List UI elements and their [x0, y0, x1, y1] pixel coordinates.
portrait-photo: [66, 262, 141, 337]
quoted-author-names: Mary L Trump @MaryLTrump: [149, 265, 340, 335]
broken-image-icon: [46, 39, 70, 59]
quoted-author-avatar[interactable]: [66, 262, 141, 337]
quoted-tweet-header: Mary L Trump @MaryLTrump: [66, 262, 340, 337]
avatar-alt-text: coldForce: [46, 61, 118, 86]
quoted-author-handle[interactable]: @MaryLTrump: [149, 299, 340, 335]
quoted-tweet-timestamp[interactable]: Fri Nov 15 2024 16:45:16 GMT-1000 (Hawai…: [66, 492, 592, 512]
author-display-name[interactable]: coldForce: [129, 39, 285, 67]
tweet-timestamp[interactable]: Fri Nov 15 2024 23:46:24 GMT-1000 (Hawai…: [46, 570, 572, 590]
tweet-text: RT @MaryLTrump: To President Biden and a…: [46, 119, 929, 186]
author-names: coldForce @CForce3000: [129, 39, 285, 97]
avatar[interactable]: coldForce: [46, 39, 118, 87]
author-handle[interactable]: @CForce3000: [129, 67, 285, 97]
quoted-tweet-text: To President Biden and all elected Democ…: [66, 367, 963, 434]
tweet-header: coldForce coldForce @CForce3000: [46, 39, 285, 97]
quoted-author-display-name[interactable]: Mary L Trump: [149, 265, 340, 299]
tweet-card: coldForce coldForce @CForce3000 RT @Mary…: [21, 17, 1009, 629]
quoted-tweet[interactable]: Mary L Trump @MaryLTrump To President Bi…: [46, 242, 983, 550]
........
#### What to work on:
Copy out all of the material above line for line, with no changes.

#### Result of this task:
List UI elements and their [x0, y0, x1, y1] pixel coordinates.
portrait-photo: [66, 262, 141, 337]
quoted-author-names: Mary L Trump @MaryLTrump: [149, 265, 340, 335]
broken-image-icon: [46, 39, 70, 59]
quoted-author-avatar[interactable]: [66, 262, 141, 337]
quoted-tweet-header: Mary L Trump @MaryLTrump: [66, 262, 340, 337]
avatar-alt-text: coldForce: [46, 61, 118, 86]
quoted-author-handle[interactable]: @MaryLTrump: [149, 299, 340, 335]
quoted-tweet-timestamp[interactable]: Fri Nov 15 2024 16:45:16 GMT-1000 (Hawai…: [66, 492, 592, 512]
author-display-name[interactable]: coldForce: [129, 39, 285, 67]
tweet-timestamp[interactable]: Fri Nov 15 2024 23:46:24 GMT-1000 (Hawai…: [46, 570, 572, 590]
tweet-text: RT @MaryLTrump: To President Biden and a…: [46, 119, 929, 186]
author-names: coldForce @CForce3000: [129, 39, 285, 97]
avatar[interactable]: coldForce: [46, 39, 118, 87]
author-handle[interactable]: @CForce3000: [129, 67, 285, 97]
quoted-tweet-text: To President Biden and all elected Democ…: [66, 367, 963, 434]
tweet-header: coldForce coldForce @CForce3000: [46, 39, 285, 97]
quoted-author-display-name[interactable]: Mary L Trump: [149, 265, 340, 299]
tweet-card: coldForce coldForce @CForce3000 RT @Mary…: [21, 17, 1009, 629]
quoted-tweet[interactable]: Mary L Trump @MaryLTrump To President Bi…: [46, 242, 983, 550]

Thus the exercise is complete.